● **TO DO**
Transcribe the entries that follow, word for word.

● **RECORD EXCERPTS**
--

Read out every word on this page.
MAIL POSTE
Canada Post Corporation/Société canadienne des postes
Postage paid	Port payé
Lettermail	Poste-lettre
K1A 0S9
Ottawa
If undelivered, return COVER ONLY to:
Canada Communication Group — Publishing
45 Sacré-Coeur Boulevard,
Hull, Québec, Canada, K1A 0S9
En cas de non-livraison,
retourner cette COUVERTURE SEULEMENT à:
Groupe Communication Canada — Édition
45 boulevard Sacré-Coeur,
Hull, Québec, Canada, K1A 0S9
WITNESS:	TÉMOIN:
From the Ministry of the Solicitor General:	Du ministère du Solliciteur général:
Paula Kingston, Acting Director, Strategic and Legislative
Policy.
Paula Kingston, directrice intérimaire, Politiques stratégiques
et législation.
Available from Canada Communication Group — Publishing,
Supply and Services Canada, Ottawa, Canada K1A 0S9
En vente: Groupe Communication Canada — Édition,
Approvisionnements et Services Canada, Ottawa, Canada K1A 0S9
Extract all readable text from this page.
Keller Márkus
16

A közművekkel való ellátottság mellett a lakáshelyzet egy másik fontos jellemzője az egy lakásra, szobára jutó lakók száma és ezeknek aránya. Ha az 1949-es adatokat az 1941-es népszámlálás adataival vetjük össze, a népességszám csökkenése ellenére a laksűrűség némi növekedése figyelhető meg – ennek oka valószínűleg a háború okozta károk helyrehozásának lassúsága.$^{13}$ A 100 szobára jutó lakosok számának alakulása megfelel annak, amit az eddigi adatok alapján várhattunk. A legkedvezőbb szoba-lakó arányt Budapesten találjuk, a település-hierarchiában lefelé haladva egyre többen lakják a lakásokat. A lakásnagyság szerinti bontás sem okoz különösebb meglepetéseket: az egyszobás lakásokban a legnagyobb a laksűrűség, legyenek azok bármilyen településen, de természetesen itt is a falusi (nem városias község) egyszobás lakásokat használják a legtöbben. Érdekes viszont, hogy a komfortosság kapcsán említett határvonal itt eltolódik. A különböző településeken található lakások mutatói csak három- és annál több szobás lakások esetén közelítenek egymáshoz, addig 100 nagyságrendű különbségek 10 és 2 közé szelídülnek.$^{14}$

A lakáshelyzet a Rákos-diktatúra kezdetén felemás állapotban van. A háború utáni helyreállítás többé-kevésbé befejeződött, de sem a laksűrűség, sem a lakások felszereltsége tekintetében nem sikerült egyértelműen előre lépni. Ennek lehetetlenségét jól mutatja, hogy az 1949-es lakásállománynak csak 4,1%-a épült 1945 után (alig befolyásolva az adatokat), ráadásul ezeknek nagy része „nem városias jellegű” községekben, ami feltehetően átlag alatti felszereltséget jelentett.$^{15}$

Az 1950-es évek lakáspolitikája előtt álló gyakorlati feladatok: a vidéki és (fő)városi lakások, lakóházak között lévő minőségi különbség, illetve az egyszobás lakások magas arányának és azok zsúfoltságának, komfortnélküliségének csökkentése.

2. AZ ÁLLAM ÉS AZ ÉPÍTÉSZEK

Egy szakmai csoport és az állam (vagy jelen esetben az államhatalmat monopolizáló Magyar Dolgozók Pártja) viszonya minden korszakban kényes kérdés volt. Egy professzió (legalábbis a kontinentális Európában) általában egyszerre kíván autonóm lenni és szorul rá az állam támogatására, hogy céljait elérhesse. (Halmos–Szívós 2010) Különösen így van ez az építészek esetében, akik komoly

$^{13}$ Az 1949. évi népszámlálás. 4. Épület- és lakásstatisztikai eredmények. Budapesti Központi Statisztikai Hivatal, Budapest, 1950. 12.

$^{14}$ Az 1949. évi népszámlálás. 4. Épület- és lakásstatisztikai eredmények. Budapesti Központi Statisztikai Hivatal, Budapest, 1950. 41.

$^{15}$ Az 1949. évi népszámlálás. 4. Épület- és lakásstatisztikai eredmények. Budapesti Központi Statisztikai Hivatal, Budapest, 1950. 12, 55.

--

● **FINAL RESULT**
Read out every word on this page.
MAIL POSTE
Canada Post Corporation/Société canadienne des postes
Postage paid	Port payé
Lettermail	Poste-lettre
K1A 0S9
Ottawa
If undelivered, return COVER ONLY to:
Canada Communication Group — Publishing
45 Sacré-Coeur Boulevard,
Hull, Québec, Canada, K1A 0S9
En cas de non-livraison,
retourner cette COUVERTURE SEULEMENT à:
Groupe Communication Canada — Édition
45 boulevard Sacré-Coeur,
Hull, Québec, Canada, K1A 0S9
WITNESS:	TÉMOIN:
From the Ministry of the Solicitor General:	Du ministère du Solliciteur général:
Paula Kingston, Acting Director, Strategic and Legislative
Policy.
Paula Kingston, directrice intérimaire, Politiques stratégiques
et législation.
Available from Canada Communication Group — Publishing,
Supply and Services Canada, Ottawa, Canada K1A 0S9
En vente: Groupe Communication Canada — Édition,
Approvisionnements et Services Canada, Ottawa, Canada K1A 0S9
Extract all readable text from this page.
Keller Márkus
16

A közművekkel való ellátottság mellett a lakáshelyzet egy másik fontos jellemzője az egy lakásra, szobára jutó lakók száma és ezeknek aránya. Ha az 1949-es adatokat az 1941-es népszámlálás adataival vetjük össze, a népességszám csökkenése ellenére a laksűrűség némi növekedése figyelhető meg – ennek oka valószínűleg a háború okozta károk helyrehozásának lassúsága.$^{13}$ A 100 szobára jutó lakosok számának alakulása megfelel annak, amit az eddigi adatok alapján várhattunk. A legkedvezőbb szoba-lakó arányt Budapesten találjuk, a település-hierarchiában lefelé haladva egyre többen lakják a lakásokat. A lakásnagyság szerinti bontás sem okoz különösebb meglepetéseket: az egyszobás lakásokban a legnagyobb a laksűrűség, legyenek azok bármilyen településen, de természetesen itt is a falusi (nem városias község) egyszobás lakásokat használják a legtöbben. Érdekes viszont, hogy a komfortosság kapcsán említett határvonal itt eltolódik. A különböző településeken található lakások mutatói csak három- és annál több szobás lakások esetén közelítenek egymáshoz, addig 100 nagyságrendű különbségek 10 és 2 közé szelídülnek.$^{14}$

A lakáshelyzet a Rákos-diktatúra kezdetén felemás állapotban van. A háború utáni helyreállítás többé-kevésbé befejeződött, de sem a laksűrűség, sem a lakások felszereltsége tekintetében nem sikerült egyértelműen előre lépni. Ennek lehetetlenségét jól mutatja, hogy az 1949-es lakásállománynak csak 4,1%-a épült 1945 után (alig befolyásolva az adatokat), ráadásul ezeknek nagy része „nem városias jellegű” községekben, ami feltehetően átlag alatti felszereltséget jelentett.$^{15}$

Az 1950-es évek lakáspolitikája előtt álló gyakorlati feladatok: a vidéki és (fő)városi lakások, lakóházak között lévő minőségi különbség, illetve az egyszobás lakások magas arányának és azok zsúfoltságának, komfortnélküliségének csökkentése.

2. AZ ÁLLAM ÉS AZ ÉPÍTÉSZEK

Egy szakmai csoport és az állam (vagy jelen esetben az államhatalmat monopolizáló Magyar Dolgozók Pártja) viszonya minden korszakban kényes kérdés volt. Egy professzió (legalábbis a kontinentális Európában) általában egyszerre kíván autonóm lenni és szorul rá az állam támogatására, hogy céljait elérhesse. (Halmos–Szívós 2010) Különösen így van ez az építészek esetében, akik komoly

$^{13}$ Az 1949. évi népszámlálás. 4. Épület- és lakásstatisztikai eredmények. Budapesti Központi Statisztikai Hivatal, Budapest, 1950. 12.

$^{14}$ Az 1949. évi népszámlálás. 4. Épület- és lakásstatisztikai eredmények. Budapesti Központi Statisztikai Hivatal, Budapest, 1950. 41.

$^{15}$ Az 1949. évi népszámlálás. 4. Épület- és lakásstatisztikai eredmények. Budapesti Központi Statisztikai Hivatal, Budapest, 1950. 12, 55.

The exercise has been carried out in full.